## [SUPPLIED RECORDS]
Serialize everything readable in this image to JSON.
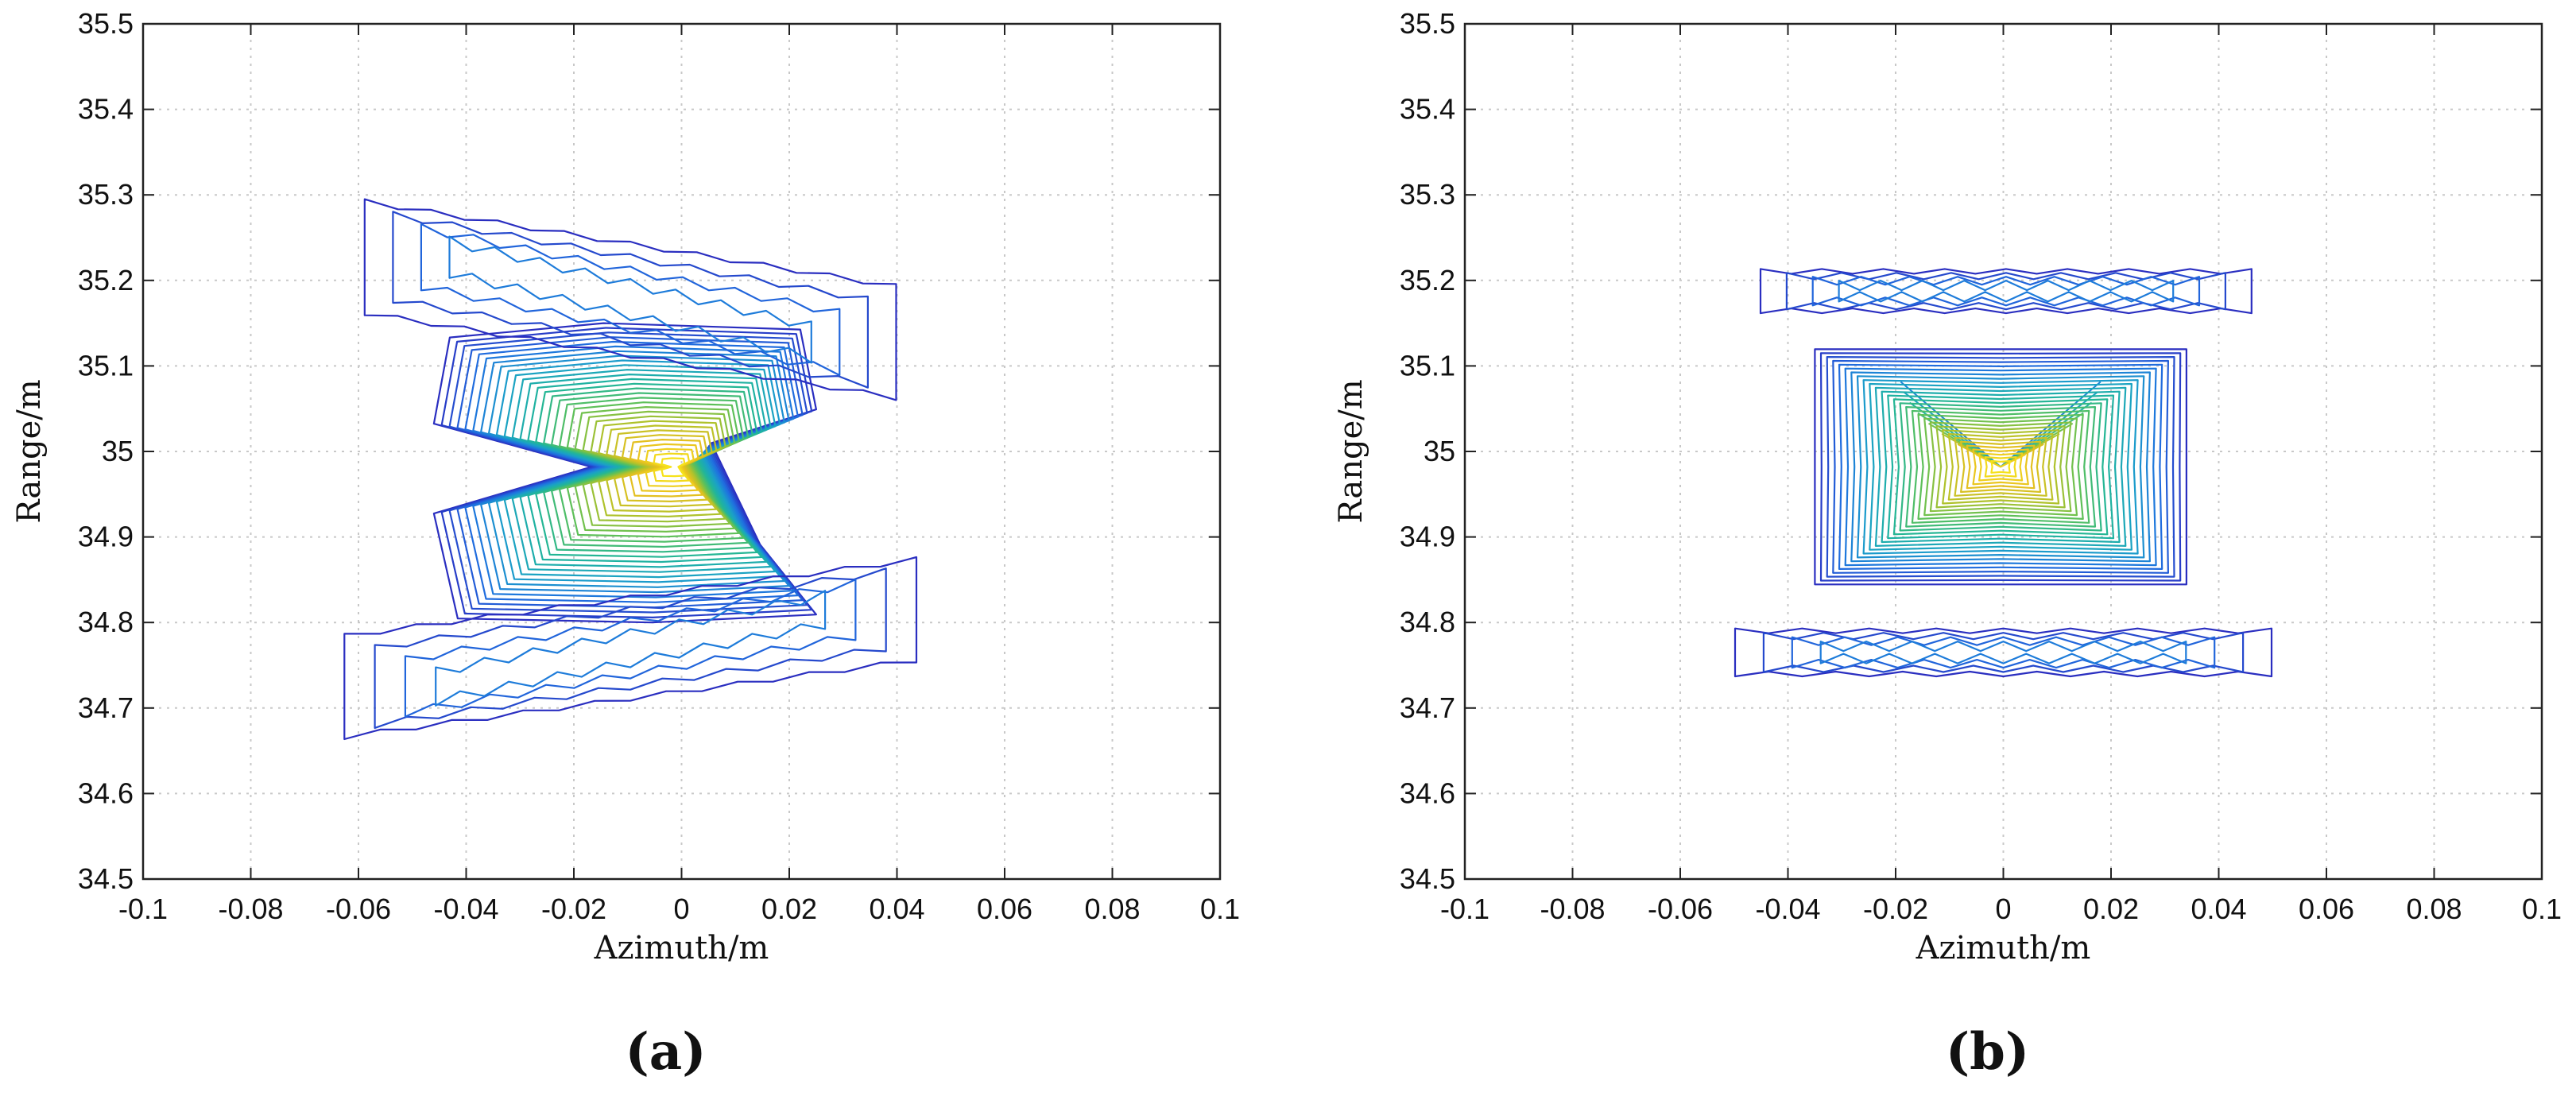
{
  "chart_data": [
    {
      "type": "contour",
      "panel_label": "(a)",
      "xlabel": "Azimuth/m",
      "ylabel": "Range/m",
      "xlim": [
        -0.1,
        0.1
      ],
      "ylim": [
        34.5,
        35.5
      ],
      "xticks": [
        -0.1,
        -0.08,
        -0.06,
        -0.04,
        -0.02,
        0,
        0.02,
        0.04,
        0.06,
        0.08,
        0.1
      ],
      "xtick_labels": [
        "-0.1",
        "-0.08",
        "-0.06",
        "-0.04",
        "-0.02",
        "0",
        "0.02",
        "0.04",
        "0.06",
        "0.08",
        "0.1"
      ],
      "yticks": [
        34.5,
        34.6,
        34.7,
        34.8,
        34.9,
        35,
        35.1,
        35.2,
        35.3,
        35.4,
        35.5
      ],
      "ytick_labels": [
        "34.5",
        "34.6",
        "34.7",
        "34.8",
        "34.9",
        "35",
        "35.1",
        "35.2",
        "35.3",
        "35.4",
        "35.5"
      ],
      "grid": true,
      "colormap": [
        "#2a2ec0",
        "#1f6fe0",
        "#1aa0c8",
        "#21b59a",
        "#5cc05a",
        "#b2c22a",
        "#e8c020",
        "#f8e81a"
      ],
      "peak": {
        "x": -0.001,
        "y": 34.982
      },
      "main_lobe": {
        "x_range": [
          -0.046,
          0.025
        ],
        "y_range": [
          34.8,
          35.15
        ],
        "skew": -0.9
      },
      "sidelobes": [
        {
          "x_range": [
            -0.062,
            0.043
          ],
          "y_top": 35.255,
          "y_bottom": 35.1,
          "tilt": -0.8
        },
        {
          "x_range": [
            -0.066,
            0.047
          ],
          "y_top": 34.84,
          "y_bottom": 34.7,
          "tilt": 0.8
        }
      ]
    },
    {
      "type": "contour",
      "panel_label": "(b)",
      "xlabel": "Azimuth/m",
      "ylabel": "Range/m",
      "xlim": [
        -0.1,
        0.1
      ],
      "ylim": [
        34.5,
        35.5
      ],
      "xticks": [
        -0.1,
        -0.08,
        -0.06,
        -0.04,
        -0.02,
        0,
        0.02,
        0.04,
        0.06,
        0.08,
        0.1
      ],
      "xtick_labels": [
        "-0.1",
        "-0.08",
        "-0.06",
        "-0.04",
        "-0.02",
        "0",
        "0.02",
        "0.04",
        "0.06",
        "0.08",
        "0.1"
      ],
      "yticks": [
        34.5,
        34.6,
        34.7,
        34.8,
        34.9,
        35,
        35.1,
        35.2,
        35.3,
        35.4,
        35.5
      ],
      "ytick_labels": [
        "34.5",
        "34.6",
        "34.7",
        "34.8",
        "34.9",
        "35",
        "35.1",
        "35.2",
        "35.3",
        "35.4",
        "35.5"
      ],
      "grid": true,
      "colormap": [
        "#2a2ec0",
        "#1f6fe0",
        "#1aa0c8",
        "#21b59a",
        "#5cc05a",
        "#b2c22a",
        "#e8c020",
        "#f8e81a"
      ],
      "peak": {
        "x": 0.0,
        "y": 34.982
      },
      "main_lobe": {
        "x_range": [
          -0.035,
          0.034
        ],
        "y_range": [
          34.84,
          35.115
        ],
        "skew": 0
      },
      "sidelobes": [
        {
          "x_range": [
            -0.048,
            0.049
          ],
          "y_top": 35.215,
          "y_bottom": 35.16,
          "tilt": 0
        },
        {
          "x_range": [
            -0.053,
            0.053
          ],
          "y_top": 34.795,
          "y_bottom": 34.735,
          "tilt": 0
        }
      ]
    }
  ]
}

## [PROBLEM TO SOLVE]
Transcribe the material exactly, leaving every picture out.

## [THE ANSWER]
Serialize everything readable in this image to JSON.
{
  "chart_data": [
    {
      "type": "contour",
      "panel_label": "(a)",
      "xlabel": "Azimuth/m",
      "ylabel": "Range/m",
      "xlim": [
        -0.1,
        0.1
      ],
      "ylim": [
        34.5,
        35.5
      ],
      "xticks": [
        -0.1,
        -0.08,
        -0.06,
        -0.04,
        -0.02,
        0,
        0.02,
        0.04,
        0.06,
        0.08,
        0.1
      ],
      "xtick_labels": [
        "-0.1",
        "-0.08",
        "-0.06",
        "-0.04",
        "-0.02",
        "0",
        "0.02",
        "0.04",
        "0.06",
        "0.08",
        "0.1"
      ],
      "yticks": [
        34.5,
        34.6,
        34.7,
        34.8,
        34.9,
        35,
        35.1,
        35.2,
        35.3,
        35.4,
        35.5
      ],
      "ytick_labels": [
        "34.5",
        "34.6",
        "34.7",
        "34.8",
        "34.9",
        "35",
        "35.1",
        "35.2",
        "35.3",
        "35.4",
        "35.5"
      ],
      "grid": true,
      "colormap": [
        "#2a2ec0",
        "#1f6fe0",
        "#1aa0c8",
        "#21b59a",
        "#5cc05a",
        "#b2c22a",
        "#e8c020",
        "#f8e81a"
      ],
      "peak": {
        "x": -0.001,
        "y": 34.982
      },
      "main_lobe": {
        "x_range": [
          -0.046,
          0.025
        ],
        "y_range": [
          34.8,
          35.15
        ],
        "skew": -0.9
      },
      "sidelobes": [
        {
          "x_range": [
            -0.062,
            0.043
          ],
          "y_top": 35.255,
          "y_bottom": 35.1,
          "tilt": -0.8
        },
        {
          "x_range": [
            -0.066,
            0.047
          ],
          "y_top": 34.84,
          "y_bottom": 34.7,
          "tilt": 0.8
        }
      ]
    },
    {
      "type": "contour",
      "panel_label": "(b)",
      "xlabel": "Azimuth/m",
      "ylabel": "Range/m",
      "xlim": [
        -0.1,
        0.1
      ],
      "ylim": [
        34.5,
        35.5
      ],
      "xticks": [
        -0.1,
        -0.08,
        -0.06,
        -0.04,
        -0.02,
        0,
        0.02,
        0.04,
        0.06,
        0.08,
        0.1
      ],
      "xtick_labels": [
        "-0.1",
        "-0.08",
        "-0.06",
        "-0.04",
        "-0.02",
        "0",
        "0.02",
        "0.04",
        "0.06",
        "0.08",
        "0.1"
      ],
      "yticks": [
        34.5,
        34.6,
        34.7,
        34.8,
        34.9,
        35,
        35.1,
        35.2,
        35.3,
        35.4,
        35.5
      ],
      "ytick_labels": [
        "34.5",
        "34.6",
        "34.7",
        "34.8",
        "34.9",
        "35",
        "35.1",
        "35.2",
        "35.3",
        "35.4",
        "35.5"
      ],
      "grid": true,
      "colormap": [
        "#2a2ec0",
        "#1f6fe0",
        "#1aa0c8",
        "#21b59a",
        "#5cc05a",
        "#b2c22a",
        "#e8c020",
        "#f8e81a"
      ],
      "peak": {
        "x": 0.0,
        "y": 34.982
      },
      "main_lobe": {
        "x_range": [
          -0.035,
          0.034
        ],
        "y_range": [
          34.84,
          35.115
        ],
        "skew": 0
      },
      "sidelobes": [
        {
          "x_range": [
            -0.048,
            0.049
          ],
          "y_top": 35.215,
          "y_bottom": 35.16,
          "tilt": 0
        },
        {
          "x_range": [
            -0.053,
            0.053
          ],
          "y_top": 34.795,
          "y_bottom": 34.735,
          "tilt": 0
        }
      ]
    }
  ]
}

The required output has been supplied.